Work to complete -> Repeat the entire listing exactly as written.

-- Begin Given entries --

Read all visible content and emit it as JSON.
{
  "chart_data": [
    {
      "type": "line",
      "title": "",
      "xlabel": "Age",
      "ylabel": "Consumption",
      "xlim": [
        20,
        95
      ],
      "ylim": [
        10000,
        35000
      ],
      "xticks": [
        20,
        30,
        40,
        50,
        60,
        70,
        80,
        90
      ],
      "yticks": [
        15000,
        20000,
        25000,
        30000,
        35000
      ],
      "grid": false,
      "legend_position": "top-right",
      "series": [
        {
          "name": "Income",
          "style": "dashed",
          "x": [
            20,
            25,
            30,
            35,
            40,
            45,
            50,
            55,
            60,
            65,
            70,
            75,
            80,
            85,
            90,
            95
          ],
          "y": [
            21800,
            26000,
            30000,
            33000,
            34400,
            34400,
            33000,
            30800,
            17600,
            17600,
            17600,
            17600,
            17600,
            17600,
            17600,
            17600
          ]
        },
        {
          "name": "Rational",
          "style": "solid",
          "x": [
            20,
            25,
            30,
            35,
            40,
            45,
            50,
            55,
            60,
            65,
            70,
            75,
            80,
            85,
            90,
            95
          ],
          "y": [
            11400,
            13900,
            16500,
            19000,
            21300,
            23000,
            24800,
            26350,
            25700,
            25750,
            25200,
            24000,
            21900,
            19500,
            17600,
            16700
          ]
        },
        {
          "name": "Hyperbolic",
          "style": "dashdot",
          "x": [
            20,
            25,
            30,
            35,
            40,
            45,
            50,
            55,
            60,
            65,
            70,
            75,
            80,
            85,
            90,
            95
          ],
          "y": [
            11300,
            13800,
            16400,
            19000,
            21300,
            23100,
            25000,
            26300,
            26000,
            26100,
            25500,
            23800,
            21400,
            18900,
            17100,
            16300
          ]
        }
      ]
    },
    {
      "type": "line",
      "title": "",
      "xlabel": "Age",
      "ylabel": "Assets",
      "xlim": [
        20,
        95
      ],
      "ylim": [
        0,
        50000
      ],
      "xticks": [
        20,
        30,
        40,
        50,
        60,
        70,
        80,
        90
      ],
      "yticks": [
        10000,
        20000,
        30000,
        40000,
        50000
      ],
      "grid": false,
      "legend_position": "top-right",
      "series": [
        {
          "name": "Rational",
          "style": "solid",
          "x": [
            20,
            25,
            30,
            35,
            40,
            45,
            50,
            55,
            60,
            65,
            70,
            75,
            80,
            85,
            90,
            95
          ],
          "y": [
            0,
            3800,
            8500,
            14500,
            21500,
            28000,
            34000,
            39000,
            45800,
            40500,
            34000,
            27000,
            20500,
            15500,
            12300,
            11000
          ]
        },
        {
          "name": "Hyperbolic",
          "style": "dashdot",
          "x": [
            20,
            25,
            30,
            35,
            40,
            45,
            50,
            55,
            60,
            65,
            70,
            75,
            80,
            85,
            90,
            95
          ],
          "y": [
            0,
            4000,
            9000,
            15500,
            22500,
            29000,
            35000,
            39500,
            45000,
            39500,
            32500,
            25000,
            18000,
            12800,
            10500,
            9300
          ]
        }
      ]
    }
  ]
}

-- End Given entries --

The output ->
Read all visible content and emit it as JSON.
{
  "chart_data": [
    {
      "type": "line",
      "title": "",
      "xlabel": "Age",
      "ylabel": "Consumption",
      "xlim": [
        20,
        95
      ],
      "ylim": [
        10000,
        35000
      ],
      "xticks": [
        20,
        30,
        40,
        50,
        60,
        70,
        80,
        90
      ],
      "yticks": [
        15000,
        20000,
        25000,
        30000,
        35000
      ],
      "grid": false,
      "legend_position": "top-right",
      "series": [
        {
          "name": "Income",
          "style": "dashed",
          "x": [
            20,
            25,
            30,
            35,
            40,
            45,
            50,
            55,
            60,
            65,
            70,
            75,
            80,
            85,
            90,
            95
          ],
          "y": [
            21800,
            26000,
            30000,
            33000,
            34400,
            34400,
            33000,
            30800,
            17600,
            17600,
            17600,
            17600,
            17600,
            17600,
            17600,
            17600
          ]
        },
        {
          "name": "Rational",
          "style": "solid",
          "x": [
            20,
            25,
            30,
            35,
            40,
            45,
            50,
            55,
            60,
            65,
            70,
            75,
            80,
            85,
            90,
            95
          ],
          "y": [
            11400,
            13900,
            16500,
            19000,
            21300,
            23000,
            24800,
            26350,
            25700,
            25750,
            25200,
            24000,
            21900,
            19500,
            17600,
            16700
          ]
        },
        {
          "name": "Hyperbolic",
          "style": "dashdot",
          "x": [
            20,
            25,
            30,
            35,
            40,
            45,
            50,
            55,
            60,
            65,
            70,
            75,
            80,
            85,
            90,
            95
          ],
          "y": [
            11300,
            13800,
            16400,
            19000,
            21300,
            23100,
            25000,
            26300,
            26000,
            26100,
            25500,
            23800,
            21400,
            18900,
            17100,
            16300
          ]
        }
      ]
    },
    {
      "type": "line",
      "title": "",
      "xlabel": "Age",
      "ylabel": "Assets",
      "xlim": [
        20,
        95
      ],
      "ylim": [
        0,
        50000
      ],
      "xticks": [
        20,
        30,
        40,
        50,
        60,
        70,
        80,
        90
      ],
      "yticks": [
        10000,
        20000,
        30000,
        40000,
        50000
      ],
      "grid": false,
      "legend_position": "top-right",
      "series": [
        {
          "name": "Rational",
          "style": "solid",
          "x": [
            20,
            25,
            30,
            35,
            40,
            45,
            50,
            55,
            60,
            65,
            70,
            75,
            80,
            85,
            90,
            95
          ],
          "y": [
            0,
            3800,
            8500,
            14500,
            21500,
            28000,
            34000,
            39000,
            45800,
            40500,
            34000,
            27000,
            20500,
            15500,
            12300,
            11000
          ]
        },
        {
          "name": "Hyperbolic",
          "style": "dashdot",
          "x": [
            20,
            25,
            30,
            35,
            40,
            45,
            50,
            55,
            60,
            65,
            70,
            75,
            80,
            85,
            90,
            95
          ],
          "y": [
            0,
            4000,
            9000,
            15500,
            22500,
            29000,
            35000,
            39500,
            45000,
            39500,
            32500,
            25000,
            18000,
            12800,
            10500,
            9300
          ]
        }
      ]
    }
  ]
}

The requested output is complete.